-- Listing --

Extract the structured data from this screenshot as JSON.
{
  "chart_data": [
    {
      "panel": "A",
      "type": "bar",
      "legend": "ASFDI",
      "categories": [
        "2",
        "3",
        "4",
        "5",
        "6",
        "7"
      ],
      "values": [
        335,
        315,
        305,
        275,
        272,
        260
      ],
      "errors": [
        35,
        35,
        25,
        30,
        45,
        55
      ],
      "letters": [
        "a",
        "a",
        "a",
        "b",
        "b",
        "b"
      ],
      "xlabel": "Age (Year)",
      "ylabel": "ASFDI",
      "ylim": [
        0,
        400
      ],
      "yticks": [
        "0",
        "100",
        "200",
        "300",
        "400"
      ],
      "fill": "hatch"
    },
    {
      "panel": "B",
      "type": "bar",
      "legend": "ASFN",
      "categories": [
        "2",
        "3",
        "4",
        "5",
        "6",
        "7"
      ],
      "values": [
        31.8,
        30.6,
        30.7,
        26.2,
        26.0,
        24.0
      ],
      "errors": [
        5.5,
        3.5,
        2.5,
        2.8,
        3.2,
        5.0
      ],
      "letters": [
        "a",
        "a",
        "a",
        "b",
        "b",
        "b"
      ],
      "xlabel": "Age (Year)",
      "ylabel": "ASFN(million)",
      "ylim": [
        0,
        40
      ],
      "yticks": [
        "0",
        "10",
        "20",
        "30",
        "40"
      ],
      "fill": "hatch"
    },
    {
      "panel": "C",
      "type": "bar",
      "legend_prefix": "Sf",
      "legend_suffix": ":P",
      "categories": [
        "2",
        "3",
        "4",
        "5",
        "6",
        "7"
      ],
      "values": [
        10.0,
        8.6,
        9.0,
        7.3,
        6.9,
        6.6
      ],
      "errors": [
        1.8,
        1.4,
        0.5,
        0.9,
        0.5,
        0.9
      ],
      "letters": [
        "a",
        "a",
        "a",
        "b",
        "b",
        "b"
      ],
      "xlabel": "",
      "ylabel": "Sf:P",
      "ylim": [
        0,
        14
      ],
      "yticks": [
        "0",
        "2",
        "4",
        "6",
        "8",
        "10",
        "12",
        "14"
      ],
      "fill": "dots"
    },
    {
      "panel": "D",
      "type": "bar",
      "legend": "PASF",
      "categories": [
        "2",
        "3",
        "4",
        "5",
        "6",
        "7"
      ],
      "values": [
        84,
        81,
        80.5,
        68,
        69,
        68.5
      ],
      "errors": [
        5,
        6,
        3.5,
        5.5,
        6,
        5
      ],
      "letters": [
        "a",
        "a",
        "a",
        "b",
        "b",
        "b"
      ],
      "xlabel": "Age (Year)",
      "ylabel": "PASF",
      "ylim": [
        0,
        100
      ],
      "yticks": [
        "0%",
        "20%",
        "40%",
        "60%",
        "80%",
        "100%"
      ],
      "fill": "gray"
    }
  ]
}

-- To do --
Set out every line from the material that contains the string "ylabel".

-- Complete answer --
      "ylabel": "ASFDI",
      "ylabel": "ASFN(million)",
      "ylabel": "Sf:P",
      "ylabel": "PASF",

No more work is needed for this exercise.